Supplied information:
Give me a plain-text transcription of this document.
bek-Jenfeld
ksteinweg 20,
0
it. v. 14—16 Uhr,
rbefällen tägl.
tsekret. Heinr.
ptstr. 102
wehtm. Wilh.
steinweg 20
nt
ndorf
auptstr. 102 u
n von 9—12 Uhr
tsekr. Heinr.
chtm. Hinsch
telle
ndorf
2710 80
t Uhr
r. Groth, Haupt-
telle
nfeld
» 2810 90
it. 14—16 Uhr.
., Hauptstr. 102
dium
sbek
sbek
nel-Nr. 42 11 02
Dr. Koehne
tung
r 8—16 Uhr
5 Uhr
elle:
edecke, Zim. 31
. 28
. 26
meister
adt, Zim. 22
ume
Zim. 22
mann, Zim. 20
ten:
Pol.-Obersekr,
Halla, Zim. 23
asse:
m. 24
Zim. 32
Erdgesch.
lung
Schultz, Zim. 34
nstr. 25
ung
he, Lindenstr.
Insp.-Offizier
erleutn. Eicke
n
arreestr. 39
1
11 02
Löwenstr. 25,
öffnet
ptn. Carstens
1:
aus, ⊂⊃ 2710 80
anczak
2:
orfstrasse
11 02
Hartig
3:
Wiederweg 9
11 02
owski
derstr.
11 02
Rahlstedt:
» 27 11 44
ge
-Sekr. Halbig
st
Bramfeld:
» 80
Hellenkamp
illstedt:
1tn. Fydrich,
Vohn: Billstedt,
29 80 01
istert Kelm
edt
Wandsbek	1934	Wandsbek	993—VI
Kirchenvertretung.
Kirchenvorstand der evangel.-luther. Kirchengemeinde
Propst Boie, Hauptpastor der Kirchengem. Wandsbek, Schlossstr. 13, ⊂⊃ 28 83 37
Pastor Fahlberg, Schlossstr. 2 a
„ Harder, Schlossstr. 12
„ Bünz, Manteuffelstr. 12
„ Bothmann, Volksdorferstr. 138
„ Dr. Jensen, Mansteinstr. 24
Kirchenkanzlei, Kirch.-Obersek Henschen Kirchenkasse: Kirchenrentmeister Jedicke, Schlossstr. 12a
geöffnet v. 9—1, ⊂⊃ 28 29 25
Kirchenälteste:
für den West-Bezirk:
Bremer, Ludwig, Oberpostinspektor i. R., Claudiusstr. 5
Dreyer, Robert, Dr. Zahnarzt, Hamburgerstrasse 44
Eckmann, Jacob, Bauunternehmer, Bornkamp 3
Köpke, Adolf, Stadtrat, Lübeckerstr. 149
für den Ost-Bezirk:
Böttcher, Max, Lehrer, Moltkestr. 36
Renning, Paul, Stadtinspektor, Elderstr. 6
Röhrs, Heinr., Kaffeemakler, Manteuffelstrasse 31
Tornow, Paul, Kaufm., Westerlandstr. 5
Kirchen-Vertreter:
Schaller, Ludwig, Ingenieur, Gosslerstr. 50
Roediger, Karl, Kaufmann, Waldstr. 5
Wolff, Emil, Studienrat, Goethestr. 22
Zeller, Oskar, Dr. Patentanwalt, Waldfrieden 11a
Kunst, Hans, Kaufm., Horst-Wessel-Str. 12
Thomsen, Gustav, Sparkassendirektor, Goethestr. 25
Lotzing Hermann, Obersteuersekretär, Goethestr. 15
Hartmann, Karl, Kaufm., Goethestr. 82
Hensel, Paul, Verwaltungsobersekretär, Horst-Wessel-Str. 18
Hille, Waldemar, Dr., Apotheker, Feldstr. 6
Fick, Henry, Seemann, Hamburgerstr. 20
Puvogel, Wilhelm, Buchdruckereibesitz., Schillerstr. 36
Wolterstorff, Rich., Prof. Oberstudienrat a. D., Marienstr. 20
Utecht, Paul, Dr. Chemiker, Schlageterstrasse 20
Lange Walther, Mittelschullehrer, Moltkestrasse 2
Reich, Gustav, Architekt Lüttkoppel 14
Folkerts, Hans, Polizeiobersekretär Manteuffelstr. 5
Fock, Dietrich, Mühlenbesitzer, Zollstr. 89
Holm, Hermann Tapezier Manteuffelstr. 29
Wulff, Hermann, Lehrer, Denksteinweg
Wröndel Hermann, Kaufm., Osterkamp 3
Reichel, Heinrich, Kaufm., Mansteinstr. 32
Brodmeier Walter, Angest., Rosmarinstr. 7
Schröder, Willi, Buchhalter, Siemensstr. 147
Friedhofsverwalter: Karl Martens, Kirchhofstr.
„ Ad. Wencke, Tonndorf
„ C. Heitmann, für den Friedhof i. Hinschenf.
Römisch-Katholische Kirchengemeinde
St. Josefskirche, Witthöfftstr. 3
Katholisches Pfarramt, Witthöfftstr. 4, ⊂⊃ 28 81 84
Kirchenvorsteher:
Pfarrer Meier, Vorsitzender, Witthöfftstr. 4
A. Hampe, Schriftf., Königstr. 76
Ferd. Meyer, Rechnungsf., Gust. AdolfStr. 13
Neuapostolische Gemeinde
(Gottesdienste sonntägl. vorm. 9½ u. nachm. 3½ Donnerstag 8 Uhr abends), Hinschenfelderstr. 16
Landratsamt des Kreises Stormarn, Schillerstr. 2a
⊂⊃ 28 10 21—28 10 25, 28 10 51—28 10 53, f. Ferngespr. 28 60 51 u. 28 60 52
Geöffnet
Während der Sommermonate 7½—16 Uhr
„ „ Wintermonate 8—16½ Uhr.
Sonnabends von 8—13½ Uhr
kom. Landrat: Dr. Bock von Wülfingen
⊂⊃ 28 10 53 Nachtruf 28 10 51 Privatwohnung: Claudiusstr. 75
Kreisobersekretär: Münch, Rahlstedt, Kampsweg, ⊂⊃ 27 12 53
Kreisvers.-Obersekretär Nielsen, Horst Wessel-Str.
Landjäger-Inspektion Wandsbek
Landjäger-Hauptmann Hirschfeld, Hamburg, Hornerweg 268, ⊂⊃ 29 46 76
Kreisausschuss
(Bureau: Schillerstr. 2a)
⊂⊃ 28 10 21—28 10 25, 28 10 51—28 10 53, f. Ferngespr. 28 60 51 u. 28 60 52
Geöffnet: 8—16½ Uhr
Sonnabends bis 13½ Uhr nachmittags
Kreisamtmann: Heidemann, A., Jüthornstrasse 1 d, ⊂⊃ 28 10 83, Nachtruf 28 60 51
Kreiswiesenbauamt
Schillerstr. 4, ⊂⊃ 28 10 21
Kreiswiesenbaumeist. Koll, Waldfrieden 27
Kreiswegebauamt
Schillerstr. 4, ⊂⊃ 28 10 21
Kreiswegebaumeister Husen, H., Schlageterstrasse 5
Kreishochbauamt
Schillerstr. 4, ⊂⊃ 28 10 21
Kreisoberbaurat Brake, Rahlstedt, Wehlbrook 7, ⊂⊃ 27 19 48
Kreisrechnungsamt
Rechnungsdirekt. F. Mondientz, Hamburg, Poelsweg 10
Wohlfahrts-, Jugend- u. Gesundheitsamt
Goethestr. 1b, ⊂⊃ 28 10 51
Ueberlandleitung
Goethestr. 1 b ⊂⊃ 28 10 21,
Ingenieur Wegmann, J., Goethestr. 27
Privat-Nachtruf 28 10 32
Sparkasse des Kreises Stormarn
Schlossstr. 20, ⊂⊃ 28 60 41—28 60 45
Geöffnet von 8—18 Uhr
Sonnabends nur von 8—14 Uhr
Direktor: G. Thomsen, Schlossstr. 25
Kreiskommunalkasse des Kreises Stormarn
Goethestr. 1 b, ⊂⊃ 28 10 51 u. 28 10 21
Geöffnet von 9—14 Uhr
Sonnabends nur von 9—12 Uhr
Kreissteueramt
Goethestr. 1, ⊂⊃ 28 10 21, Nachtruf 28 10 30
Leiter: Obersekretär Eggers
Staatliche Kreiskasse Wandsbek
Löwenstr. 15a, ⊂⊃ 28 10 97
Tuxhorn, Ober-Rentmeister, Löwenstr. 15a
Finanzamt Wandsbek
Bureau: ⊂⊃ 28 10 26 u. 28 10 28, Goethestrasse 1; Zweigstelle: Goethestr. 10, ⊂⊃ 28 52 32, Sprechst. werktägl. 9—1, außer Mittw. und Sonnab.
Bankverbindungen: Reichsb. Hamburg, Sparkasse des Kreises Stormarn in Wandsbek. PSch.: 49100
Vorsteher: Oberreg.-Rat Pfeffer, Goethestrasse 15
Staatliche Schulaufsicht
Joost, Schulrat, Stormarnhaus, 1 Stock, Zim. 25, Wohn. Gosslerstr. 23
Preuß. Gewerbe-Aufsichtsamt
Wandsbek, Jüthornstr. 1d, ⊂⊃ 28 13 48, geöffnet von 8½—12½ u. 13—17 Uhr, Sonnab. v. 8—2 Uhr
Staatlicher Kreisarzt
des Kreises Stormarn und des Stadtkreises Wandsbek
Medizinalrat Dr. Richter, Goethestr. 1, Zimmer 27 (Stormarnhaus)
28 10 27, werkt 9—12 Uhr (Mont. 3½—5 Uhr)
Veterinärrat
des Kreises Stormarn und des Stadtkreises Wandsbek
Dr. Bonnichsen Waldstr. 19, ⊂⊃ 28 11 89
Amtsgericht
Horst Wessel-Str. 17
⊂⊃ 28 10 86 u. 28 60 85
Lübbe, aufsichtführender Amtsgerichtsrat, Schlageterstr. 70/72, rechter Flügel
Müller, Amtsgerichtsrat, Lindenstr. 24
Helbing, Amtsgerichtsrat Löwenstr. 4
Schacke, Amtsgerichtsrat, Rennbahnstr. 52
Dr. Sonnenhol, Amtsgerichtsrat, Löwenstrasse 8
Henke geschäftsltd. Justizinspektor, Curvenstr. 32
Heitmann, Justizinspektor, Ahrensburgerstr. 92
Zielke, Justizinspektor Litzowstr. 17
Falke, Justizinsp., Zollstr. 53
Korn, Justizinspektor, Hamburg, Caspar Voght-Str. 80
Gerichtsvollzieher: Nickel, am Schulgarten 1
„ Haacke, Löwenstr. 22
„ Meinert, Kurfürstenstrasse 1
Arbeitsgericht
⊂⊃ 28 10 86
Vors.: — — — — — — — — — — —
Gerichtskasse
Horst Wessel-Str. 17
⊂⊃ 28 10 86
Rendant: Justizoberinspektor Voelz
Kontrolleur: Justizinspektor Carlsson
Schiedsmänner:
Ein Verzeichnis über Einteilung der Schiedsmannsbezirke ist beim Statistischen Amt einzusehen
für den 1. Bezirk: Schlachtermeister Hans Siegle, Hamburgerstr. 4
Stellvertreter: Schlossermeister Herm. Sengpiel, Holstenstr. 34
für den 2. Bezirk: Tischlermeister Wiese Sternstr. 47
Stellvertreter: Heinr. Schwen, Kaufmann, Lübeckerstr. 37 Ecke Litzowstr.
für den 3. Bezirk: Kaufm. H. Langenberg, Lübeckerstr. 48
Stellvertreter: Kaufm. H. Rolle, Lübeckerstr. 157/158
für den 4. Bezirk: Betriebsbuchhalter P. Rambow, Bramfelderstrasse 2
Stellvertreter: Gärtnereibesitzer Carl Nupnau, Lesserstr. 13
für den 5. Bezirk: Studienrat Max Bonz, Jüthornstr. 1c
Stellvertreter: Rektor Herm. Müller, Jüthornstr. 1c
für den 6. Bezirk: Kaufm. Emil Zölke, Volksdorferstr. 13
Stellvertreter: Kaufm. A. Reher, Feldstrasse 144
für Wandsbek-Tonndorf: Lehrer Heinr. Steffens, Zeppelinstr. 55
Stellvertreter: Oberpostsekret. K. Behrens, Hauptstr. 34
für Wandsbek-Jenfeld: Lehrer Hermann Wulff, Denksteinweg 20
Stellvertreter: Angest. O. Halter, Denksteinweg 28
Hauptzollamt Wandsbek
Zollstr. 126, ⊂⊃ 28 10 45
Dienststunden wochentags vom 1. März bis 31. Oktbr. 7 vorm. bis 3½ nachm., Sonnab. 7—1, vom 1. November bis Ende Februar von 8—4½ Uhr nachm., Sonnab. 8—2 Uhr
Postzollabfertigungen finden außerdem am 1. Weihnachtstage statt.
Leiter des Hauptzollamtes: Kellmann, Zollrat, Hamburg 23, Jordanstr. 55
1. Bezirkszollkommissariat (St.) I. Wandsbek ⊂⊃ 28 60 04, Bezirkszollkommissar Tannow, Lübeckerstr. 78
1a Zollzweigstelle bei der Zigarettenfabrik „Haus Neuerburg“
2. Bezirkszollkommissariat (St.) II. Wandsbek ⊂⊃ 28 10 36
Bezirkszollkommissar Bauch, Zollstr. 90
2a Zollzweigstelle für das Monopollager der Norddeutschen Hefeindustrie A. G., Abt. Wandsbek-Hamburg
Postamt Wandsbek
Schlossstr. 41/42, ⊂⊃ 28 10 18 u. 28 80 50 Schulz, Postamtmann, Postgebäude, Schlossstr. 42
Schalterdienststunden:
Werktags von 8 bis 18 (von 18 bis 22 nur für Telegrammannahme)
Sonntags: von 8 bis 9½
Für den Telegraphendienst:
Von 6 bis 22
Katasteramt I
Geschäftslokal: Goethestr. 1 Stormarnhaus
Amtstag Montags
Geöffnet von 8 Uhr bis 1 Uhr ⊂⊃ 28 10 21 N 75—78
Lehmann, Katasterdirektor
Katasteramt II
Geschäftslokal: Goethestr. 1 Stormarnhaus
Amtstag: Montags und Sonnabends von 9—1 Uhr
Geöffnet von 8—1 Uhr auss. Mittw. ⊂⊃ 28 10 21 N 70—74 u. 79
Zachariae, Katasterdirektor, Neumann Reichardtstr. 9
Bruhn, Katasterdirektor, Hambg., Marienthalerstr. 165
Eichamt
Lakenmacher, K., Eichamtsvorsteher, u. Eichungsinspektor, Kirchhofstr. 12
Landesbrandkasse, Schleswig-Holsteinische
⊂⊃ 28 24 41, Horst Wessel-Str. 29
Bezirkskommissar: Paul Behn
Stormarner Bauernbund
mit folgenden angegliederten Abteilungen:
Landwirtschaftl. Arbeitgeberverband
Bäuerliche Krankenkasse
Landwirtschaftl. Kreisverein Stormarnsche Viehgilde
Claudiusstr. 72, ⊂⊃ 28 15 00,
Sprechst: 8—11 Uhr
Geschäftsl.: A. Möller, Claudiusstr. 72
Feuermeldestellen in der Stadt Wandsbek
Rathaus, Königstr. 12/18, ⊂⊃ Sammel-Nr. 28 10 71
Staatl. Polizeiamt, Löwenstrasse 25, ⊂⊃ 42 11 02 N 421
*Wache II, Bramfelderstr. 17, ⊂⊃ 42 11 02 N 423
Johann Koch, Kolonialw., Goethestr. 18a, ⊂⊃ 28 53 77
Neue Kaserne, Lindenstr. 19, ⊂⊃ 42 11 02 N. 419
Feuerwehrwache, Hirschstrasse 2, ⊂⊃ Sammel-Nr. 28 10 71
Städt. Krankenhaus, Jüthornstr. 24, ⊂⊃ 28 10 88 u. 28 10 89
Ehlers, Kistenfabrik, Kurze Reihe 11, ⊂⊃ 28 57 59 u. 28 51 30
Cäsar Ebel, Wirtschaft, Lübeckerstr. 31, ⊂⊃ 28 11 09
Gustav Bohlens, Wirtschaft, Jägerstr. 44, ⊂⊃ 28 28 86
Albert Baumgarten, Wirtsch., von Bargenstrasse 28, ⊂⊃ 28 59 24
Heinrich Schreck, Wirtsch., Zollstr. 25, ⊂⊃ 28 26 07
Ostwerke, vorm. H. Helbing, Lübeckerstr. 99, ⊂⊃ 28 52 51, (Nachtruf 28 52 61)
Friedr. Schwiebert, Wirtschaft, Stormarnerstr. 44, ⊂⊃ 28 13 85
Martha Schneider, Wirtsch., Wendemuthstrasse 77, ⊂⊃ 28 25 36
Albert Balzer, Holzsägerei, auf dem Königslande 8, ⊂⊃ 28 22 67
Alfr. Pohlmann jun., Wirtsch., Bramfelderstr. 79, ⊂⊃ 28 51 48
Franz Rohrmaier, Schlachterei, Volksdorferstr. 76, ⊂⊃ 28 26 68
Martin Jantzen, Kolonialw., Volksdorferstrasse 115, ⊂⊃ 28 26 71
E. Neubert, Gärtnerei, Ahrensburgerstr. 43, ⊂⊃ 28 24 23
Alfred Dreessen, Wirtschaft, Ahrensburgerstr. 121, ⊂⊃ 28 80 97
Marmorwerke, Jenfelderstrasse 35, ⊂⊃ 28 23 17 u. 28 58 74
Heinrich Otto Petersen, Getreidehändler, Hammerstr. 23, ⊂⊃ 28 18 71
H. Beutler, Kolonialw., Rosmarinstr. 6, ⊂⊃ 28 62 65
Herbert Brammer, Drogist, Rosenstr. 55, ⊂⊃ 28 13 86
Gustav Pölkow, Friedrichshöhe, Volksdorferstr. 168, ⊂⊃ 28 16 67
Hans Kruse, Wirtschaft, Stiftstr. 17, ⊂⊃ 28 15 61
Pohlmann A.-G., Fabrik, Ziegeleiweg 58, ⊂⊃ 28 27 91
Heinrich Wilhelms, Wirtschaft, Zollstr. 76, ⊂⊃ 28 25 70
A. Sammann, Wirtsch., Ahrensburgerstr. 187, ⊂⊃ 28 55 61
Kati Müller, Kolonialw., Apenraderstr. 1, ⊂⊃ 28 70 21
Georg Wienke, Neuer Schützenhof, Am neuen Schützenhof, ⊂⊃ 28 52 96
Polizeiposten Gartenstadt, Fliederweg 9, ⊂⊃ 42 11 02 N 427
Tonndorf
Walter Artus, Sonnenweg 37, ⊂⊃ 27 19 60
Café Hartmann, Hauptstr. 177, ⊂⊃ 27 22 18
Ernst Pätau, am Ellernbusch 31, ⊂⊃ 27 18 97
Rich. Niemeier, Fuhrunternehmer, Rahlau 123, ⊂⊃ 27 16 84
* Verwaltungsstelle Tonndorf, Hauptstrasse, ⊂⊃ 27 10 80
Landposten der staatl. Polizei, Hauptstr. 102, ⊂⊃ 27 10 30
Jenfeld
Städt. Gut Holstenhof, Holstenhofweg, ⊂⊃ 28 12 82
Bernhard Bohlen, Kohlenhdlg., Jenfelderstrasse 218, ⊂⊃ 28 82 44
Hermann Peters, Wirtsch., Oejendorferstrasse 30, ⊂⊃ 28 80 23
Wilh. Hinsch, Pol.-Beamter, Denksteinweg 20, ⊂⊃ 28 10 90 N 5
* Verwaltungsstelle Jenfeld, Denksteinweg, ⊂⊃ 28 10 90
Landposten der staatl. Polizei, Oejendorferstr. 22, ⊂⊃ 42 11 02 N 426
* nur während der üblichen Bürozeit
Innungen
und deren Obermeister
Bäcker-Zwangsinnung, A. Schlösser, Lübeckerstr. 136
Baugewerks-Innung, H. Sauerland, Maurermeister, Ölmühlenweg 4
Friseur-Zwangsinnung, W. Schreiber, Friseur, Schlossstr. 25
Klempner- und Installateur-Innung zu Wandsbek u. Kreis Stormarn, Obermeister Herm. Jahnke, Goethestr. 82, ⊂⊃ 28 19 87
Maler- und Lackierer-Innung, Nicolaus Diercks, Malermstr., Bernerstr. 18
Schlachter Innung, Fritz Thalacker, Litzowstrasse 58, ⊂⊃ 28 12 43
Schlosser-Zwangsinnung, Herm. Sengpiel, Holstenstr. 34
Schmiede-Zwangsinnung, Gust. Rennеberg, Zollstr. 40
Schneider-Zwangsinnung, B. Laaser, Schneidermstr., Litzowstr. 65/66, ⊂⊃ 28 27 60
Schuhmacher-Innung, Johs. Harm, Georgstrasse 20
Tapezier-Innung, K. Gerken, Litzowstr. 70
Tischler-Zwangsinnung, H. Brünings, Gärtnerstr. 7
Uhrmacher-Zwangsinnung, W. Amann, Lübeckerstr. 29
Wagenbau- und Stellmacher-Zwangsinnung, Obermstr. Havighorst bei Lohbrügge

Exercise description: Find each line holding "Justizinspektor". Copy it out.

Full solution:
Henke geschäftsltd. Justizinspektor, Curvenstr. 32
Heitmann, Justizinspektor, Ahrensburgerstr. 92
Zielke, Justizinspektor Litzowstr. 17
Korn, Justizinspektor, Hamburg, Caspar Voght-Str. 80
Kontrolleur: Justizinspektor Carlsson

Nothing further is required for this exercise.